SET TASK: Find the string "giữa" in the data, then copy every line where it is found.

-- start of RECORDS TO PROCESS --

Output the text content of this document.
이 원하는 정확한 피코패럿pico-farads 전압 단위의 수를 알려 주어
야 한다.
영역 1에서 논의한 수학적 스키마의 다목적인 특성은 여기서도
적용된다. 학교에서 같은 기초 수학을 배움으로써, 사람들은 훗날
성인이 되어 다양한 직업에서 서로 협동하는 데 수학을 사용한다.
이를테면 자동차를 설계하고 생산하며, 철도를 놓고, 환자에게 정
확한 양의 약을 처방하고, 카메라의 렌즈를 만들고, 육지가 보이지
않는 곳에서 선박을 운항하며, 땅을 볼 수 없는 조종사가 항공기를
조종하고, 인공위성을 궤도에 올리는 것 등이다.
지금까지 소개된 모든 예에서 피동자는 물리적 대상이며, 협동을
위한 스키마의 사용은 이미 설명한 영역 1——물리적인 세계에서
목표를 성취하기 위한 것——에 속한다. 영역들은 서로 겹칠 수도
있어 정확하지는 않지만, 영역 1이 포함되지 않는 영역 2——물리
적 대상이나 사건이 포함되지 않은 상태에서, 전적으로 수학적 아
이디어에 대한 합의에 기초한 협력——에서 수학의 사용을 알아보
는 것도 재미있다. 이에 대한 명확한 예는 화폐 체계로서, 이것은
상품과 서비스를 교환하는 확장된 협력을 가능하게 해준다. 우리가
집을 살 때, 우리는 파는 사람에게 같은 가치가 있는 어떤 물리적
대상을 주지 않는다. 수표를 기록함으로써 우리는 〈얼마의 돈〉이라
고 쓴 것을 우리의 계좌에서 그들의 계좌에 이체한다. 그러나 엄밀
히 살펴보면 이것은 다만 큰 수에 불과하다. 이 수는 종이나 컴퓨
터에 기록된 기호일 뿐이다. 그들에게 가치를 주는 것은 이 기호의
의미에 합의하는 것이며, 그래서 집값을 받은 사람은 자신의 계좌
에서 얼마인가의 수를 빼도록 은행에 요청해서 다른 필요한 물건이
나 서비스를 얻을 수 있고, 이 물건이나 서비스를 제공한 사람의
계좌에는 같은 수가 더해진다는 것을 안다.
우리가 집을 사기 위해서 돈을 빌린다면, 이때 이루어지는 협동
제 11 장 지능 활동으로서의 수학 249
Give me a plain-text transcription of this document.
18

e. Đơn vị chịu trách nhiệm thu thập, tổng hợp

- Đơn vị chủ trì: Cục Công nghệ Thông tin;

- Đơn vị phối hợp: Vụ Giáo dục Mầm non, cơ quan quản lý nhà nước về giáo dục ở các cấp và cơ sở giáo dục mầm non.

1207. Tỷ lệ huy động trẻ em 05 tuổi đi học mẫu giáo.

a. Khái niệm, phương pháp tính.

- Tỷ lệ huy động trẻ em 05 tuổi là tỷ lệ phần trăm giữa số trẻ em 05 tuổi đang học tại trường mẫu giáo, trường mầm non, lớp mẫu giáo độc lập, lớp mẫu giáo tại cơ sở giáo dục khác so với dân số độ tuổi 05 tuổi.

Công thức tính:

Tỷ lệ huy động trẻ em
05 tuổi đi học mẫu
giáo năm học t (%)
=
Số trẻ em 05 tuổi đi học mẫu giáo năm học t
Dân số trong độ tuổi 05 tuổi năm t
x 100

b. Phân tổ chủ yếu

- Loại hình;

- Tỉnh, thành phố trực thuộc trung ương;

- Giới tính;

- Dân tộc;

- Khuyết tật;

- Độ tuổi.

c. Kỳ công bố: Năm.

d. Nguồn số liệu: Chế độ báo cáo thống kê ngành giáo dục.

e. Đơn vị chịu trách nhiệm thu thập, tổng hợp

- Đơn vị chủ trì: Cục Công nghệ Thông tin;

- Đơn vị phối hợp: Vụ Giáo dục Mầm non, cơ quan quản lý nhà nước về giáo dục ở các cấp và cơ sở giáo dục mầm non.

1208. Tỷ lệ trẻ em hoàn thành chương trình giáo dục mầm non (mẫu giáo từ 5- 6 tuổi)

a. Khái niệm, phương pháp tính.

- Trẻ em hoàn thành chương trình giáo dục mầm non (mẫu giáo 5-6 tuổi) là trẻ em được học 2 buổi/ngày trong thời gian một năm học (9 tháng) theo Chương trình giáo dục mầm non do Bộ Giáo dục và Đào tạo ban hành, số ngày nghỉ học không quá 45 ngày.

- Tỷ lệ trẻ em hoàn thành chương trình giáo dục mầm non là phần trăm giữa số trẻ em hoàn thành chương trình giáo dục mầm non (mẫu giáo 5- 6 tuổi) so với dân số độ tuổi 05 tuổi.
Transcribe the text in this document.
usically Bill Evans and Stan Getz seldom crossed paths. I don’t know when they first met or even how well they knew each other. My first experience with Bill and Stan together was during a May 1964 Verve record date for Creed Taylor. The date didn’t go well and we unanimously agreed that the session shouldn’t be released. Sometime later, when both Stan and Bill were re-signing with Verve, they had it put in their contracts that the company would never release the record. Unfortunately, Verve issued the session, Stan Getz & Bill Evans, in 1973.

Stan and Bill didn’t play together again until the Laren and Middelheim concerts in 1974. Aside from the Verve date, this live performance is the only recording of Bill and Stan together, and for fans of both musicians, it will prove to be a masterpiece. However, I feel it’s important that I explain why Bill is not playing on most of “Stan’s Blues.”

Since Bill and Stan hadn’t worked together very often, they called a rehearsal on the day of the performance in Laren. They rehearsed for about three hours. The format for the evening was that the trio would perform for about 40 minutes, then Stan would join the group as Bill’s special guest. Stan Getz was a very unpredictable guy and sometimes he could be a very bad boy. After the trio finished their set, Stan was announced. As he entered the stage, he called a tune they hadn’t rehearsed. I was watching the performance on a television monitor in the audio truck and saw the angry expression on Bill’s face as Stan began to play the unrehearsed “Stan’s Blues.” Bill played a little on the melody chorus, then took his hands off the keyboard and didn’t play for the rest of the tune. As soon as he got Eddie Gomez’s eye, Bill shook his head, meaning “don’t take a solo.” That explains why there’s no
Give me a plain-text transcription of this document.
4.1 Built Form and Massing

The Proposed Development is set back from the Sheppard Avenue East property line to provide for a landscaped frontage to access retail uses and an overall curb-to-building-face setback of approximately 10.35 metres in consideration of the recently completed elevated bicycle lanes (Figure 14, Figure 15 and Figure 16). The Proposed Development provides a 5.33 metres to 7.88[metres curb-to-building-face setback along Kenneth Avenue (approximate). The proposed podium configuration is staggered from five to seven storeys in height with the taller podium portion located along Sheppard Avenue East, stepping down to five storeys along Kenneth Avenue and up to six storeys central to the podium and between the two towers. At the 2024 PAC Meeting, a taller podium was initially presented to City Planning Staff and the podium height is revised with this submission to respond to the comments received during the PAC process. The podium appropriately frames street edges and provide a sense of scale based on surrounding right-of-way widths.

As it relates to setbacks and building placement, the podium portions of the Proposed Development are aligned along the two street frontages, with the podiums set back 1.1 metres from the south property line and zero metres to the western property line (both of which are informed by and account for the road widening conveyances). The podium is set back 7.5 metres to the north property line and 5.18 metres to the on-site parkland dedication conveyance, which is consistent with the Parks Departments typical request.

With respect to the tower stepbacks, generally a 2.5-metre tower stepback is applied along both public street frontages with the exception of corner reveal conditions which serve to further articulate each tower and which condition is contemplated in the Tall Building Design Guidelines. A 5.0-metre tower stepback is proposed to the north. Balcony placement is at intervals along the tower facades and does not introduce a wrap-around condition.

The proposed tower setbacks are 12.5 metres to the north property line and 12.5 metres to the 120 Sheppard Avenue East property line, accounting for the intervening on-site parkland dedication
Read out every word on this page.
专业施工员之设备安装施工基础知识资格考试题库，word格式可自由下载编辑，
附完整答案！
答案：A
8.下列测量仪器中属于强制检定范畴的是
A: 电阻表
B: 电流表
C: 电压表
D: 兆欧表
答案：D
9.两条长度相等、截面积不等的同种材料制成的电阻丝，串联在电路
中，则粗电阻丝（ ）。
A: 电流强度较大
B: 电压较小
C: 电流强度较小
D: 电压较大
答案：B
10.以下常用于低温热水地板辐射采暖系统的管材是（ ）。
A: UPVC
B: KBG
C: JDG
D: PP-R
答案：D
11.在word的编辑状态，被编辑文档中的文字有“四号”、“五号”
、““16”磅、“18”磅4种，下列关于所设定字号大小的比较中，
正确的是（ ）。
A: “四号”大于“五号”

-- end of RECORDS TO PROCESS --

SOLUTION TO THE PROBLEM:
- Tỷ lệ huy động trẻ em 05 tuổi là tỷ lệ phần trăm giữa số trẻ em 05 tuổi đang học tại trường mẫu giáo, trường mầm non, lớp mẫu giáo độc lập, lớp mẫu giáo tại cơ sở giáo dục khác so với dân số độ tuổi 05 tuổi.
- Tỷ lệ trẻ em hoàn thành chương trình giáo dục mầm non là phần trăm giữa số trẻ em hoàn thành chương trình giáo dục mầm non (mẫu giáo 5- 6 tuổi) so với dân số độ tuổi 05 tuổi.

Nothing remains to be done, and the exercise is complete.